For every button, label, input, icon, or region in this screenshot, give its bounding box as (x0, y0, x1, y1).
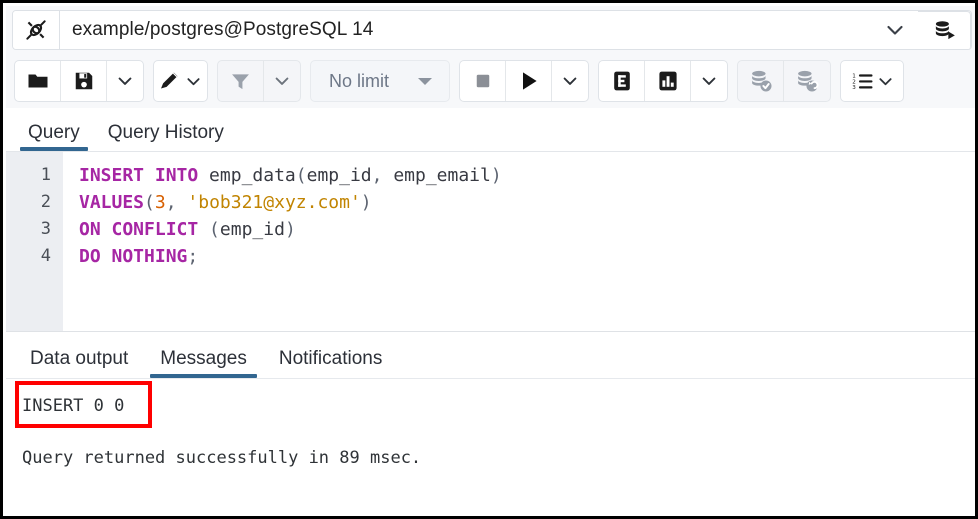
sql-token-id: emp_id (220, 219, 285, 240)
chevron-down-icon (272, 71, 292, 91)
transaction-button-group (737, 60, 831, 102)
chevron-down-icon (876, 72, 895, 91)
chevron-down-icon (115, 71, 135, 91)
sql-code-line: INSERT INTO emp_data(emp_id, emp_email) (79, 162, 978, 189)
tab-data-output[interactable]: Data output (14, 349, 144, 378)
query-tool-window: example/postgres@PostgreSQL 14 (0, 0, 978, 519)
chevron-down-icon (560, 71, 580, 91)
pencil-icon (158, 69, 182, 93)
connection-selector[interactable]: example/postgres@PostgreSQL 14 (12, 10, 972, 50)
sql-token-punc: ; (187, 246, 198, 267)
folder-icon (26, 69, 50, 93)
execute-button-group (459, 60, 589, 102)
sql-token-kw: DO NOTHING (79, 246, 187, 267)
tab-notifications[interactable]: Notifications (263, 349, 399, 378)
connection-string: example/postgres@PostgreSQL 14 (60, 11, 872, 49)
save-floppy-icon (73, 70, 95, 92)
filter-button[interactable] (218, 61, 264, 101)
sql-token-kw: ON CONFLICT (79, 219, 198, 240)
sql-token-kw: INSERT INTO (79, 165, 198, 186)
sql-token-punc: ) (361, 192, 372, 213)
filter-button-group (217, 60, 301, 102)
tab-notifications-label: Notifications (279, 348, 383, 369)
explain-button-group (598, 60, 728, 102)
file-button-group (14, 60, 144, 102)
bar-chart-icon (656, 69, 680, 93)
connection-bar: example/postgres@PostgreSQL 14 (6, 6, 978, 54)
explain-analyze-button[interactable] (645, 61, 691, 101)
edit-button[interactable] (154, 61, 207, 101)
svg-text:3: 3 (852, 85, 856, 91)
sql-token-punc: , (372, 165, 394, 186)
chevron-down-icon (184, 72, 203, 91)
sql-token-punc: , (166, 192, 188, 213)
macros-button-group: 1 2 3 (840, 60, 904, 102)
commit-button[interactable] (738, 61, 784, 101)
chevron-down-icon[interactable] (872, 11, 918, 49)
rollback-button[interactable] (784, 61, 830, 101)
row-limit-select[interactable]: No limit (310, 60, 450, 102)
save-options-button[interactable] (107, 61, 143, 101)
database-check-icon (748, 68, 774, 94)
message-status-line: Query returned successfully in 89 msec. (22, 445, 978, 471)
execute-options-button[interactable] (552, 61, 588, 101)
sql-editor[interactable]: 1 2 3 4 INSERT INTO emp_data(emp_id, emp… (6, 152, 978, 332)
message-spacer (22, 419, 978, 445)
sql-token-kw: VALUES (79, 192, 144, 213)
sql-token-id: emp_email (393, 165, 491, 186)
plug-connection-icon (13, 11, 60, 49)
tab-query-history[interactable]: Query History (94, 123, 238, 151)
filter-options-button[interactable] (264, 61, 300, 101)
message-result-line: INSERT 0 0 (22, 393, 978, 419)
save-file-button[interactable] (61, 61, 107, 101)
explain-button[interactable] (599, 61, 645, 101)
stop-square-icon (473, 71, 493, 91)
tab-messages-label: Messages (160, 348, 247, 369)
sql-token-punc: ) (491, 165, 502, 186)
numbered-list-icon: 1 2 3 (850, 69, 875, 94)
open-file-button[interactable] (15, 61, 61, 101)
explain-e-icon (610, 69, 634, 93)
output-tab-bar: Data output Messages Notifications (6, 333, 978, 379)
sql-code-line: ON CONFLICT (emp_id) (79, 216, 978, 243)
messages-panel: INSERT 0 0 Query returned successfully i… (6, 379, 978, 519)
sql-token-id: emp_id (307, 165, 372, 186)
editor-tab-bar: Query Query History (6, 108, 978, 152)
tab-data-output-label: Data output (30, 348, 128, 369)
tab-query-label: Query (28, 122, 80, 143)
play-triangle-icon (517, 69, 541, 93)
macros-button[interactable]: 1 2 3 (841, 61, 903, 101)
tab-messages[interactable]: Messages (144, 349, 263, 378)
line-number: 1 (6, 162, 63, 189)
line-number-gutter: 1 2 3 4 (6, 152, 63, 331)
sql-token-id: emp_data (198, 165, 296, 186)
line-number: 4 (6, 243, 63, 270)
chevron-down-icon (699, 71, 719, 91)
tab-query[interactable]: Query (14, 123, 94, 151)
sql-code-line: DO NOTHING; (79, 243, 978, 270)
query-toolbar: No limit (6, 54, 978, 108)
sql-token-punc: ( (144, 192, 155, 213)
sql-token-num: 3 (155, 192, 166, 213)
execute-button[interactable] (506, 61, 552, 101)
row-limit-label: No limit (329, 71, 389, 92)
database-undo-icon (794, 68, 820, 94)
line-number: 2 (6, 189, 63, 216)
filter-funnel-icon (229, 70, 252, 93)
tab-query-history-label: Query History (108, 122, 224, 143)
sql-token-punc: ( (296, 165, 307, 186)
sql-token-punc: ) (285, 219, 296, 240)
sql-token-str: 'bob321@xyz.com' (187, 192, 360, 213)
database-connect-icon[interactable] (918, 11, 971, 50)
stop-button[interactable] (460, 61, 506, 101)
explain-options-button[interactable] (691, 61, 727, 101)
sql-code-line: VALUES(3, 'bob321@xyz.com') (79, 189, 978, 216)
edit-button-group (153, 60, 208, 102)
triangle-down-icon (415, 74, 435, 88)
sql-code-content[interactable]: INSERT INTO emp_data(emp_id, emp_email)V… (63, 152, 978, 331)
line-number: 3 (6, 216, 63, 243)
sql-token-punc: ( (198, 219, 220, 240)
* * *
> [REQUIREMENTS]: Copy out, unchanged, the part of the data that opens with the line containing "sql-token-id: emp_id (220, 219, 285, 240)" and closes with the line containing "10, 972, 50)", including both of those lines.

> [SOLUTION TO THIS EXERCISE]:
sql-token-id: emp_id (220, 219, 285, 240)
chevron-down-icon (272, 71, 292, 91)
transaction-button-group (737, 60, 831, 102)
chevron-down-icon (876, 72, 895, 91)
chevron-down-icon (115, 71, 135, 91)
sql-code-line: INSERT INTO emp_data(emp_id, emp_email) (79, 162, 978, 189)
tab-data-output[interactable]: Data output (14, 349, 144, 378)
query-tool-window: example/postgres@PostgreSQL 14 (0, 0, 978, 519)
chevron-down-icon (560, 71, 580, 91)
pencil-icon (158, 69, 182, 93)
connection-selector[interactable]: example/postgres@PostgreSQL 14 (12, 10, 972, 50)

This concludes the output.